Request 1: In the article on Bilawal Bhutto Zardari, where did he hold his brief news conference?
Request 2: Sum up the article on Bilawal Bhutto Zardari in two sentences.
Request 3: Continue the article on Bilawal Bhutto Zardari from its last sentence.

Bhutto’s son admits inexperience
LAHORE, PAKISTAN — He may be the world’s only national political party leader who is still a teenage college student. Or whose breathless female fans plead that he not be assassinated “because he’s so hot.”
On Tuesday, 19-year-old Bilawal Bhutto Zardari surfaced for his first public appearance since he was anointed the titular head of the Pakistan People’s Party, or PPP, which his mother, former Prime Minister Benazir Bhutto, led before she was killed in a gun and bomb attack Dec. 27.
Composed and articulate, the reedy, bespectacled college student defended his backroom appointment, despite his youth and inexperience, and asked the media to respect his privacy while he completed his undergraduate degree at Oxford University.
“Politics is . . . in my blood, and although I admit that my experience to date is limited, I intend to learn,” Bhutto Zardari told reporters during a brief news conference at a London hotel. “However, my immediate priority is to return to Oxford to continue my studies.”
He added that he was “only too willing to give time to talk to journalists, and I should like to continue a good relationship, but in moderation. . . . When I am at Oxford, I hope that I can be left alone.”
That may be a tall order now that the world’s attention is upon him, as well as the burden of history and the expectations of so many fellow Pakistanis. Although life was never completely normal for Bhutto Zardari as the eldest child of an internationally famous figure who hobnobbed with the world’s elite, it will certainly never be the same.
His appointment by party officials Dec. 30 as joint head of the PPP, along with his father, threw into sharp relief the propensity toward dynastic politics that pervades South Asia. In India, three generations of the Nehru-Gandhi family have held the nation’s premiership, with a fourth-generation scion being groomed to continue the tradition. Leaders in Bangladesh and Sri Lanka bear illustrious surnames. Bhutan is ruled by a king. So, until recently, was Nepal.
Bhutto Zardari’s role in the party will be a ceremonial one at least until he finishes his studies, with his father, Asif Ali Zardari, acting as regent in the meantime.
But thrusting such a major, and potentially dangerous, responsibility on him raises difficult questions about what the future holds for a youth who only a few years ago was devouring Buffy the Vampire Slayer comic books bought for him by his adoring mother.
“He’ll have to grow up very quickly now,” said Shafqat Mehmood, an analyst here in Pakistan and a friend of Benazir Bhutto.
Her son inherits a family mantle stained heavily with blood. The PPP was founded by Bhutto’s father, a onetime president and prime minister of Pakistan who was hanged by a usurping military dictator. One of her brothers died under mysterious circumstances, and the family believes he was poisoned; the other was killed in an ambush by Pakistani police. Bhutto was the target of deadly attacks before the one that claimed her life.
In her will, she named her husband, Zardari, as head of the party. But the PPP is so closely identified with her side of the family that the party’s core officials, apparently at Zardari’s suggestion, picked as co-chairman their only son, who promptly added “Bhutto” to his name to emphasize the continuation of the pedigree.
“It was recognized at this moment of crisis the party needed a close association with my mother through the bloodline,” Bhutto Zardari acknowledged at his news conference. “Also, it was important to give hope to the new generation of Pakistanis who were looking not just at the elections [Feb. 18] but beyond.”

Records of where elements appear:
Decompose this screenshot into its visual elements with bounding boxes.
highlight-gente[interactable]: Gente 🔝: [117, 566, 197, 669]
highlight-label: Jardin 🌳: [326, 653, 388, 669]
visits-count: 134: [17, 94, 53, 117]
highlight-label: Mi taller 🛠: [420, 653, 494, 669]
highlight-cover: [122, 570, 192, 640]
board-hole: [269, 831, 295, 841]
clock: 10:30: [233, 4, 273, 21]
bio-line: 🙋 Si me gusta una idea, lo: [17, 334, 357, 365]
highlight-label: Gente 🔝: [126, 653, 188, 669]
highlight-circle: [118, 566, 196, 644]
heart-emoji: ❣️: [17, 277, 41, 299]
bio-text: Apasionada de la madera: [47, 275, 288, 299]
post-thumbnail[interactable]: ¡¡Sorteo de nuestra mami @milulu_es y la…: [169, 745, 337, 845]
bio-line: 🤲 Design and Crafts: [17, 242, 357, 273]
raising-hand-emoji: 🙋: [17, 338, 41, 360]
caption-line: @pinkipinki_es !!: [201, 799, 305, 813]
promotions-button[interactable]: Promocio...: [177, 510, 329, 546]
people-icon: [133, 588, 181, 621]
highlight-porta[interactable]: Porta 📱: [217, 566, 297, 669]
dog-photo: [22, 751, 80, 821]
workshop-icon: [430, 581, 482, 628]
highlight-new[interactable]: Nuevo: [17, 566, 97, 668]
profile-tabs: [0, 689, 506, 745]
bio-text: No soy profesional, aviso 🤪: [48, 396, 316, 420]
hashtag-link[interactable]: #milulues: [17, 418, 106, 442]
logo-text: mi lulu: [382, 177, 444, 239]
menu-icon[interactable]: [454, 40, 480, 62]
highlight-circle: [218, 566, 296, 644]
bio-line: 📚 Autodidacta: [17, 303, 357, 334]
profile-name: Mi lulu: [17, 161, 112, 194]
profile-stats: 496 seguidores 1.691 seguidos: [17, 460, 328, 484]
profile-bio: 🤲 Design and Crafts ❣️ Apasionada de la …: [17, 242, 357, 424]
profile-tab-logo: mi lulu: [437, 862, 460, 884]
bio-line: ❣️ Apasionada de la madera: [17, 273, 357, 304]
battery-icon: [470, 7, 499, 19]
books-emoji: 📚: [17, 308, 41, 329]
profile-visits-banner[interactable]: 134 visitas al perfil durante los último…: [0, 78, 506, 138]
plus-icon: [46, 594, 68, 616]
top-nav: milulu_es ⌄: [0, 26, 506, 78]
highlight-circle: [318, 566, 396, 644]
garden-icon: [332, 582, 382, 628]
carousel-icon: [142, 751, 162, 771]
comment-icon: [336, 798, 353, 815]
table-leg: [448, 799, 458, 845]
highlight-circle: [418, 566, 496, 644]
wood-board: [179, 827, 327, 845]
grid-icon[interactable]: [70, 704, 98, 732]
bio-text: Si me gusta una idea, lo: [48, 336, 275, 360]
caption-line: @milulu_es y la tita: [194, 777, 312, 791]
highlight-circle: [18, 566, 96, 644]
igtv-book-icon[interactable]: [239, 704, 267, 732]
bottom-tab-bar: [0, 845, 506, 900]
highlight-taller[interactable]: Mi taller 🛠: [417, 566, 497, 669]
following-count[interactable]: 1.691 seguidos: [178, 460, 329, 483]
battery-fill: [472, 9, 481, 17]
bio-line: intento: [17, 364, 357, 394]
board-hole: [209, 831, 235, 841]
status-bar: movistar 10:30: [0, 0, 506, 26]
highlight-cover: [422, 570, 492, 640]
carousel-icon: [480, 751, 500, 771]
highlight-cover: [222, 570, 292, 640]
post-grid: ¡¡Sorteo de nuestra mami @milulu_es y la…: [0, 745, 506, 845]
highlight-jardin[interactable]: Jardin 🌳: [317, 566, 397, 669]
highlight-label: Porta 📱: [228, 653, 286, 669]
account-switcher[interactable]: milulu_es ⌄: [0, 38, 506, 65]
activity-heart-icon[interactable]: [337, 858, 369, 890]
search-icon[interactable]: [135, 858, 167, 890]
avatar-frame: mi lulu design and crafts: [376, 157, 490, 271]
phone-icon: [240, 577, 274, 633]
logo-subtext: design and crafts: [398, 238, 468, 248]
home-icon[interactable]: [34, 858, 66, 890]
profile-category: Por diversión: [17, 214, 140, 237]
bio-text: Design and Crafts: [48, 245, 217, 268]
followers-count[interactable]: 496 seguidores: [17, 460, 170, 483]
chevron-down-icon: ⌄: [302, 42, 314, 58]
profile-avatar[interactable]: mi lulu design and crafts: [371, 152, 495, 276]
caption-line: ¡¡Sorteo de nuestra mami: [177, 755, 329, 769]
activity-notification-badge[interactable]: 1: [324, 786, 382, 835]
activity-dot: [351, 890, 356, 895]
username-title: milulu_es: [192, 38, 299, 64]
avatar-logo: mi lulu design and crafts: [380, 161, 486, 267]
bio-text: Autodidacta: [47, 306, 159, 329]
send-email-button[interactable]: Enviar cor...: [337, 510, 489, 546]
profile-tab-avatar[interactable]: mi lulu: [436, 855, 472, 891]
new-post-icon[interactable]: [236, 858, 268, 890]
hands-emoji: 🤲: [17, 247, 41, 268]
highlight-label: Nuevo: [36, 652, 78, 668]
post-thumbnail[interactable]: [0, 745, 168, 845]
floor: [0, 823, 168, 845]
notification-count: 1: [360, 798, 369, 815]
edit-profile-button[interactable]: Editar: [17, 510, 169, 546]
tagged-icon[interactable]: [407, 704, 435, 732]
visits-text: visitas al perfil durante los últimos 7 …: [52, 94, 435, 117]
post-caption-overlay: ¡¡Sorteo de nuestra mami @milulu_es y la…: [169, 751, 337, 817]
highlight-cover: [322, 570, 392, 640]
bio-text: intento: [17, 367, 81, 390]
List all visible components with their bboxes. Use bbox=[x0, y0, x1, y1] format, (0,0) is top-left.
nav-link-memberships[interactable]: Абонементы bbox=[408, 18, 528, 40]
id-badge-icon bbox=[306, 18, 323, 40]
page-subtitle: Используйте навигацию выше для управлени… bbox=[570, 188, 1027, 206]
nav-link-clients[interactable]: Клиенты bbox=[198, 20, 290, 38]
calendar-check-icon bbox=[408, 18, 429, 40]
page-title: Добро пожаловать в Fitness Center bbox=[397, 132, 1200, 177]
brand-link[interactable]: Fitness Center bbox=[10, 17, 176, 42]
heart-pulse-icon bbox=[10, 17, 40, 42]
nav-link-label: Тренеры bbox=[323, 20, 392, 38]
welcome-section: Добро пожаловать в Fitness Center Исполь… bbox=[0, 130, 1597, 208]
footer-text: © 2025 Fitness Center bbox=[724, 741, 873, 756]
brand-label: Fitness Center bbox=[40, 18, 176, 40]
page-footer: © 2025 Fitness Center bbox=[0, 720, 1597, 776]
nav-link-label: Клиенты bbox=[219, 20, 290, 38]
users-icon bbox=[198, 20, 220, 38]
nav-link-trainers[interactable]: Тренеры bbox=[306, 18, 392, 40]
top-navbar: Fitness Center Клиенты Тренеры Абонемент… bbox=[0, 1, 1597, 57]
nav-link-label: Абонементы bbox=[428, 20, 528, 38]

Written answer 1: At a London hotel.

Written answer 2: Nineteen-year-old Bilawal Bhutto Zardari, named joint head of the Pakistan People's Party with his father after his mother, Benazir Bhutto, was killed, made his first public appearance at a London news conference, where he admitted his limited experience and asked to be left alone while he finished his studies at Oxford. His role will be ceremonial until he completes his degree, with his father acting as regent, and his appointment highlights South Asia's dynastic politics and a family legacy marked by violent deaths.

Written answer 3:
Installing the teenager as the PPP’s standard-bearer was an astute move in a society where loyalty to personalities and ruling families trumps loyalty to organizations and institutions, analysts said. The powerfully emotional symbolism of a Bhutto at the head of the party is impossible to underestimate. It can unify disparate elements and sets the seal of authenticity on the main PPP, versus breakaway factions headed by disaffected members.
As a fresh young face, Bhutto Zardari can also offset some of the suspicion and hostility surrounding his father, who has been dogged by corruption charges and who was nicknamed “Mr. 10%” for his alleged taste for bribes when his wife was prime minister.
But keeping control of the PPP firmly within the family drew plenty of criticism from those who noted the irony in a party whose late leader insisted to all who would listen on the need for democracy in Pakistan.
“This is not democracy. This is a dynasty system. The Bhutto family holds the power,” complained Lahore resident Muhammad Iqbal, 27, a few days after Bhutto Zardari’s elevation was announced.
On Tuesday, the party heir defended his appointment by the PPP’s executive committee. “It wasn’t handed on like some piece of family furniture,” he said. “They asked me to do it and I did.”
For Bhutto Zardari, whose formative years have been spent mostly outside Pakistan, grief over the loss of his mother is now compounded by the difficulties of life in a harsh and possibly perilous spotlight.
At Oxford, he had tried to keep a lower profile by using the name “Bilawal Lawalib,” the fake last name being his first name spelled backward. There is no anonymity now, not when journalists pore over every word in his Facebook profile to glean an insight into his likes and dislikes, or when others gossip about a photo showing him acting up in put-on devil horns next to a young blond. Being a regular 19-year-old is hardly an option anymore.
Bodyguards and other heightened security measures will probably accompany Bhutto Zardari for the rest of his life. Given his family’s history of violent death, some observers were horrified by his ascension as head of the PPP, viewing it as a virtual death sentence for such a young man. A spokeswoman for Oxford said the university was reviewing its security arrangements for him.
Whether Bhutto Zardari would have chosen on his own to follow his mother into the precarious and complex world of Pakistani politics is uncertain.
The woman who helped Bhutto write her autobiography said recently that she met mother and son for tea in a New York hotel in August and asked the youth directly whether he was going to go into politics.
“He looked uncomfortable and shrugged. ‘I don’t know,’ he said,” Linda Bird Francke wrote on the website of Newsweek magazine.
Bhutto Zardari gently sidestepped that question Tuesday.
“We had discussed about how once I had finished my studies I would come back to Pakistan and aid her in her campaigning,” he said of his late mother. “But we did hope that this day would not come as soon as it did.”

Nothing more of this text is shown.